> _Data excerpts_:
((
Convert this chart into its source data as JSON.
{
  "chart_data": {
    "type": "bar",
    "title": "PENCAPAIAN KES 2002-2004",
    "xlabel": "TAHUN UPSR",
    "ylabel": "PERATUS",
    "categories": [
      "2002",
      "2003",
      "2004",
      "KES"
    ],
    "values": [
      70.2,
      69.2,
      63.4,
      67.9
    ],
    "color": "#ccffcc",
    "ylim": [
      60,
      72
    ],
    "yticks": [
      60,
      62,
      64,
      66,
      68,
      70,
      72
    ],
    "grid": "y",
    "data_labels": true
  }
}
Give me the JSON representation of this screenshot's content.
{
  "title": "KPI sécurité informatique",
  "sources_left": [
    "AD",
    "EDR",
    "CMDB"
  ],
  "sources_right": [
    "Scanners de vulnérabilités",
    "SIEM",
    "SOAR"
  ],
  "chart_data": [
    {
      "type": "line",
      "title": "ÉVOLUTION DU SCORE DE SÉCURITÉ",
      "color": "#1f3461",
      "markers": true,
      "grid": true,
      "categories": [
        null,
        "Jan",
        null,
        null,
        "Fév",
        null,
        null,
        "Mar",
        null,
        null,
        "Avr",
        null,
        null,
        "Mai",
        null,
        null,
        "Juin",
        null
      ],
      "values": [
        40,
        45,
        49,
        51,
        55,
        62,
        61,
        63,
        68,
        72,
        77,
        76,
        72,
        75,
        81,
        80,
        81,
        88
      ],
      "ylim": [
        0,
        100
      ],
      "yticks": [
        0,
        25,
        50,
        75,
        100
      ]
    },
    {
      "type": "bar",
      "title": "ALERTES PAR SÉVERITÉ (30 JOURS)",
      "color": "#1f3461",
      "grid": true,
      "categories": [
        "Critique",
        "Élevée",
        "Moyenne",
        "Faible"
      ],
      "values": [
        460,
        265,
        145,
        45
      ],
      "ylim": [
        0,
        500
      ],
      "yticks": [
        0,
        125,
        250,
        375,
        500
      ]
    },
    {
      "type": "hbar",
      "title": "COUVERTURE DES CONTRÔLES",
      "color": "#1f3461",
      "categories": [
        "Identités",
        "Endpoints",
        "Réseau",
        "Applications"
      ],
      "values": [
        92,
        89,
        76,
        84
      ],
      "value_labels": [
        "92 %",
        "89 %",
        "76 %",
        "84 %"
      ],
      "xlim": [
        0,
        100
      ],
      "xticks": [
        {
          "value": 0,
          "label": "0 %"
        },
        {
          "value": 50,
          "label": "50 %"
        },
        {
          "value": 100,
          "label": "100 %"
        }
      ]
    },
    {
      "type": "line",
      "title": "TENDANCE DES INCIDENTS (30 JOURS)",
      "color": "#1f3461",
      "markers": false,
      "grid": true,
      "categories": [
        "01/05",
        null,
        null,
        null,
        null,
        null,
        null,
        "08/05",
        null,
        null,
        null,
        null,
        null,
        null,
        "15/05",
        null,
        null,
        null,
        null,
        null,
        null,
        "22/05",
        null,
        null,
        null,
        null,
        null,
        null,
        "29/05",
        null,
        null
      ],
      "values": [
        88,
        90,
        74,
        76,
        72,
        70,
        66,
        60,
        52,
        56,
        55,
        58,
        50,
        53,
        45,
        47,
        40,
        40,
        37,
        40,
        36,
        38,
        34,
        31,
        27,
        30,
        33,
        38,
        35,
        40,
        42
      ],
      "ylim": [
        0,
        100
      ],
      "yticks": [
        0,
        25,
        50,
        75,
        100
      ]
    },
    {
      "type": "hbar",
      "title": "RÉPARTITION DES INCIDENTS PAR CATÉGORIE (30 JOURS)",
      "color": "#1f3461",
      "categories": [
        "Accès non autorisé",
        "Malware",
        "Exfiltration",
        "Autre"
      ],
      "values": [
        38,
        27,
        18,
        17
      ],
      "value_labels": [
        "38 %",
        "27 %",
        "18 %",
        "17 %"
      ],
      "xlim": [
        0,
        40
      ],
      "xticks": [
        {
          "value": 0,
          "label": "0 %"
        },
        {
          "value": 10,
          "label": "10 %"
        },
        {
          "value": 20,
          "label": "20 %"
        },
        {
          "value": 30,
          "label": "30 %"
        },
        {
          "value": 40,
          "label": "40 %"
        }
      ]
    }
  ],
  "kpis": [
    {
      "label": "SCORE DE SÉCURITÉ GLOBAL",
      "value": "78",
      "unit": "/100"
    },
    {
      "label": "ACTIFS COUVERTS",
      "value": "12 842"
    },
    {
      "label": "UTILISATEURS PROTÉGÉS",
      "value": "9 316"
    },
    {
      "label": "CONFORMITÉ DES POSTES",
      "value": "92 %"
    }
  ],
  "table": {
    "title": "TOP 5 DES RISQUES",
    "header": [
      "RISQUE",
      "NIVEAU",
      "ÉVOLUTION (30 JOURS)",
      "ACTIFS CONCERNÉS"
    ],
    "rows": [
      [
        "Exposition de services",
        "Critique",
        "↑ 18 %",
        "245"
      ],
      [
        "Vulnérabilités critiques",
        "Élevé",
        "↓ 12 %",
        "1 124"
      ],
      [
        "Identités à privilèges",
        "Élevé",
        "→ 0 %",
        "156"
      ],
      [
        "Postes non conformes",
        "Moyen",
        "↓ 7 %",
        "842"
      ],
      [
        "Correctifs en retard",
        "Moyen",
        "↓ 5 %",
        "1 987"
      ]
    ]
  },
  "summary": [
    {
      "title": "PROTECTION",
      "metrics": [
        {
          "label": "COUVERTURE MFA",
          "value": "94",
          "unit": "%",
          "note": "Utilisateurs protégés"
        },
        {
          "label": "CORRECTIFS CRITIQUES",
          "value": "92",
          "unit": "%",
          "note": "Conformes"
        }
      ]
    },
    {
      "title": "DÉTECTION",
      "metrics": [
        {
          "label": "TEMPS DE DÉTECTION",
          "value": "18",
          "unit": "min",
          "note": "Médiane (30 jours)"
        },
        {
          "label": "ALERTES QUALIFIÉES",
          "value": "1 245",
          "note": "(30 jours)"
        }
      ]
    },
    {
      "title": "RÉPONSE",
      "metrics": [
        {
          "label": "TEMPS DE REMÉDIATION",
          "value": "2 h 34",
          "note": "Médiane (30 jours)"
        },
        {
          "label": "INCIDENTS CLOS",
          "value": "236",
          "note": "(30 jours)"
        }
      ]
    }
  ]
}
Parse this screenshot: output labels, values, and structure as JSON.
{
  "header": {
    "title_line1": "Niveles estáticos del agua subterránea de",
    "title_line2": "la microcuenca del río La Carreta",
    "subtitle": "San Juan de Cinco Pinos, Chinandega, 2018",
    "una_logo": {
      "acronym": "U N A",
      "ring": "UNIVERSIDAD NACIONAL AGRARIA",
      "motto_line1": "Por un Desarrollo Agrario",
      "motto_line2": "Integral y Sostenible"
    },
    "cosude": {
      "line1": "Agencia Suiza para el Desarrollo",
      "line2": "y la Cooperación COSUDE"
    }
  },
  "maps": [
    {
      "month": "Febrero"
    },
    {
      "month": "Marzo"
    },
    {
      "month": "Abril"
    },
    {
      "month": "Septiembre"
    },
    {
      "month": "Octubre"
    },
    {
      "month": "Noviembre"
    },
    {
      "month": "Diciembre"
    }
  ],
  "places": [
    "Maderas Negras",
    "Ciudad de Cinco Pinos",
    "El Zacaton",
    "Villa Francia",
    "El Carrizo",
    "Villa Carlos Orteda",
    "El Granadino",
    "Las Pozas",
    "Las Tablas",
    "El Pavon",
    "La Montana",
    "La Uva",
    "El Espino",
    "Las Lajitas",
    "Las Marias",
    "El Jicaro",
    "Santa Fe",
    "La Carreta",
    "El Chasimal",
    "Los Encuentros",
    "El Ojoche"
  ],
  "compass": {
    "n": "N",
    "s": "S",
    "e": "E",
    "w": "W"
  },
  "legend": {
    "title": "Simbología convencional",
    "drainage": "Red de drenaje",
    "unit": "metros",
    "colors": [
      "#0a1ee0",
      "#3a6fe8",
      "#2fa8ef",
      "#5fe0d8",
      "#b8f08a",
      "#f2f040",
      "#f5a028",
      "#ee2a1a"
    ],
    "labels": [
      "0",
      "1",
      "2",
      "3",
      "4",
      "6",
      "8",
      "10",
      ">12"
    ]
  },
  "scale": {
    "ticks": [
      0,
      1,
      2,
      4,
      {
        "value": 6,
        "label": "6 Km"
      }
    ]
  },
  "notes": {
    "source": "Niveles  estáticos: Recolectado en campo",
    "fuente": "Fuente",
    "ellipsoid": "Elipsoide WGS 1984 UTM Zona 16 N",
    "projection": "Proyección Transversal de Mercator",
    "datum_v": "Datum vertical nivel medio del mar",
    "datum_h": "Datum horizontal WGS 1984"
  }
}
))
> _Directive_:
Identify all lines in the records above with the word "Niveles".

> _Task result_:
    "title_line1": "Niveles estáticos del agua subterránea de",
    "source": "Niveles  estáticos: Recolectado en campo",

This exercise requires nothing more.